START Material to process

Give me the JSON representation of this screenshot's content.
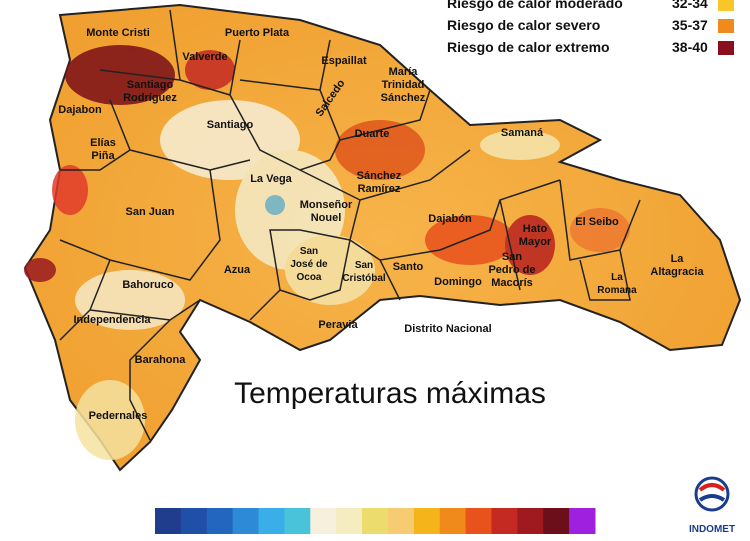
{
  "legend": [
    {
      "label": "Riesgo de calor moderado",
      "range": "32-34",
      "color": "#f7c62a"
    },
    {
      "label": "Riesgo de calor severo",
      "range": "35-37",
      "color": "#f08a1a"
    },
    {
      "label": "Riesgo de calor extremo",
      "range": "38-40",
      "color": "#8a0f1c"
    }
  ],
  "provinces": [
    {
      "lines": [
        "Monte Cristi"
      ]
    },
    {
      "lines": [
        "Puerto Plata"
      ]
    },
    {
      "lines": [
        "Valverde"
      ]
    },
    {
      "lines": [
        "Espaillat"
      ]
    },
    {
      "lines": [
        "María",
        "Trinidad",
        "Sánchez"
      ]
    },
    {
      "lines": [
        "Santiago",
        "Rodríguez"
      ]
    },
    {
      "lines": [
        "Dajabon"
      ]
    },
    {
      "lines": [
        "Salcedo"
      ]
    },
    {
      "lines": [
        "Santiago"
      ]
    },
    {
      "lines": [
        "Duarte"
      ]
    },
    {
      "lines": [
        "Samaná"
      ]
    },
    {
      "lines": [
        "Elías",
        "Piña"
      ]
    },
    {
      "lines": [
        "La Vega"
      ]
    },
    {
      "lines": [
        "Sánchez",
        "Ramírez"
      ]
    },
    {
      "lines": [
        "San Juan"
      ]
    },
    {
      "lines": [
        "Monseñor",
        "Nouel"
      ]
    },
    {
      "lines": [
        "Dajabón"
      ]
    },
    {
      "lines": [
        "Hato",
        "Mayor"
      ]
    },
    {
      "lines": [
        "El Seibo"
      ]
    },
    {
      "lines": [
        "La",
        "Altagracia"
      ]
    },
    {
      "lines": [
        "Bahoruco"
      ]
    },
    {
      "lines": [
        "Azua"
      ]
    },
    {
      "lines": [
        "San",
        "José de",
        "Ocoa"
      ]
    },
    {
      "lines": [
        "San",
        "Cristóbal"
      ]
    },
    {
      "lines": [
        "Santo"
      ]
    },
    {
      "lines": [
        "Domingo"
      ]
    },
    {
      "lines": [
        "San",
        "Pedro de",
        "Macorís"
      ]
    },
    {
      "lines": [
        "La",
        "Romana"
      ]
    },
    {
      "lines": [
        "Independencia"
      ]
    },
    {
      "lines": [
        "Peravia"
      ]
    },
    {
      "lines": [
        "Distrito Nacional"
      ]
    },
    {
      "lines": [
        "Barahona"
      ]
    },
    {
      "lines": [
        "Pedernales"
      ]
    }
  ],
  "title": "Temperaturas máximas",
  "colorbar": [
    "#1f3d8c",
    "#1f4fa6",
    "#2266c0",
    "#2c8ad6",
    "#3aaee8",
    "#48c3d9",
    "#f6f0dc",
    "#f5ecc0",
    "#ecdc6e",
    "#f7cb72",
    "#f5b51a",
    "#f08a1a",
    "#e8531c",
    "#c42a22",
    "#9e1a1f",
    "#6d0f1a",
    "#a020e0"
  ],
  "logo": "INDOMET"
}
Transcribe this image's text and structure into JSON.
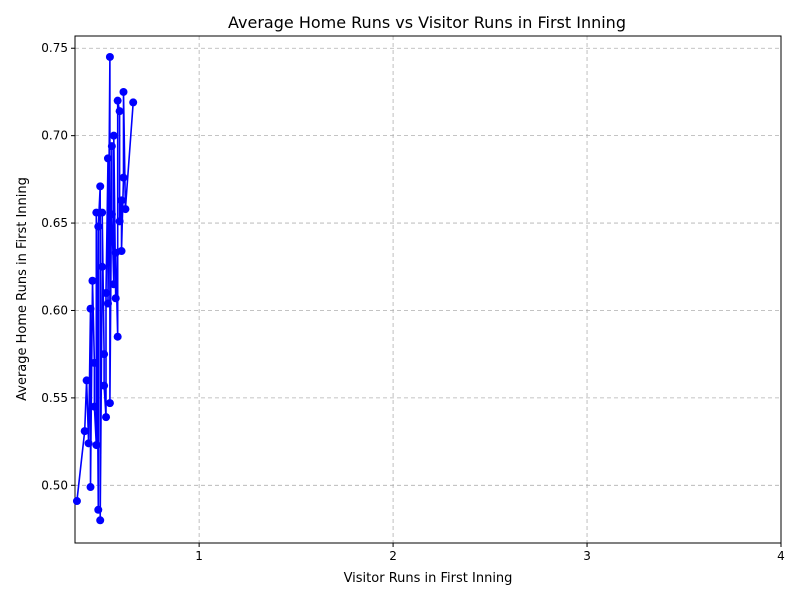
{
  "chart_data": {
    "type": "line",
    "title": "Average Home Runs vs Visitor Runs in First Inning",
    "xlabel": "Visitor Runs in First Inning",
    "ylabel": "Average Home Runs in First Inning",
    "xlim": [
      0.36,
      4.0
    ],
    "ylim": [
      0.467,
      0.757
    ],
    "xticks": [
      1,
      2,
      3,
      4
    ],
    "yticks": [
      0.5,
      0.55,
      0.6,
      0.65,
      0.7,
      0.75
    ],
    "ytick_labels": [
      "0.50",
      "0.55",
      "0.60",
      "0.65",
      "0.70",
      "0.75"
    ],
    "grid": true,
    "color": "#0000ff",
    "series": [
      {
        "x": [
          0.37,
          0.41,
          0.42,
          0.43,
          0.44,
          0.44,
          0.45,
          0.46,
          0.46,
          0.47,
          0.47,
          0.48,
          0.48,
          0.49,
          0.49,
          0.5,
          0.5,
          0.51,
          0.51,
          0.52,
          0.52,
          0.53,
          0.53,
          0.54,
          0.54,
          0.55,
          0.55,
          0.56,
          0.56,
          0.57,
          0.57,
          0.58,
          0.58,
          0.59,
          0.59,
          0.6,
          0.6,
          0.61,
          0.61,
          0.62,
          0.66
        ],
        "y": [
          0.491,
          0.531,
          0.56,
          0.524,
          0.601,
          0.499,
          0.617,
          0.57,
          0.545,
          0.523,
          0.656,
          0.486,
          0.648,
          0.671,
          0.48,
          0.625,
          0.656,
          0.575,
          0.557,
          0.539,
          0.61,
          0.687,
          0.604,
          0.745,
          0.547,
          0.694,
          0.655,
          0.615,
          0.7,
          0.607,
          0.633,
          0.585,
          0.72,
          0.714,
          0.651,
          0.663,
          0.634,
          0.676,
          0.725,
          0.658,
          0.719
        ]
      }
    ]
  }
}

END Material to process

__Exercise instructions__
Your task is to output exactly the lines from the line containing "Transcribe this image's" through the last line, inclusive, leaving every picture out.

__Solution for this task__
Transcribe this image's text and structure into JSON.
{
  "chart_data": {
    "type": "line",
    "title": "Average Home Runs vs Visitor Runs in First Inning",
    "xlabel": "Visitor Runs in First Inning",
    "ylabel": "Average Home Runs in First Inning",
    "xlim": [
      0.36,
      4.0
    ],
    "ylim": [
      0.467,
      0.757
    ],
    "xticks": [
      1,
      2,
      3,
      4
    ],
    "yticks": [
      0.5,
      0.55,
      0.6,
      0.65,
      0.7,
      0.75
    ],
    "ytick_labels": [
      "0.50",
      "0.55",
      "0.60",
      "0.65",
      "0.70",
      "0.75"
    ],
    "grid": true,
    "color": "#0000ff",
    "series": [
      {
        "x": [
          0.37,
          0.41,
          0.42,
          0.43,
          0.44,
          0.44,
          0.45,
          0.46,
          0.46,
          0.47,
          0.47,
          0.48,
          0.48,
          0.49,
          0.49,
          0.5,
          0.5,
          0.51,
          0.51,
          0.52,
          0.52,
          0.53,
          0.53,
          0.54,
          0.54,
          0.55,
          0.55,
          0.56,
          0.56,
          0.57,
          0.57,
          0.58,
          0.58,
          0.59,
          0.59,
          0.6,
          0.6,
          0.61,
          0.61,
          0.62,
          0.66
        ],
        "y": [
          0.491,
          0.531,
          0.56,
          0.524,
          0.601,
          0.499,
          0.617,
          0.57,
          0.545,
          0.523,
          0.656,
          0.486,
          0.648,
          0.671,
          0.48,
          0.625,
          0.656,
          0.575,
          0.557,
          0.539,
          0.61,
          0.687,
          0.604,
          0.745,
          0.547,
          0.694,
          0.655,
          0.615,
          0.7,
          0.607,
          0.633,
          0.585,
          0.72,
          0.714,
          0.651,
          0.663,
          0.634,
          0.676,
          0.725,
          0.658,
          0.719
        ]
      }
    ]
  }
}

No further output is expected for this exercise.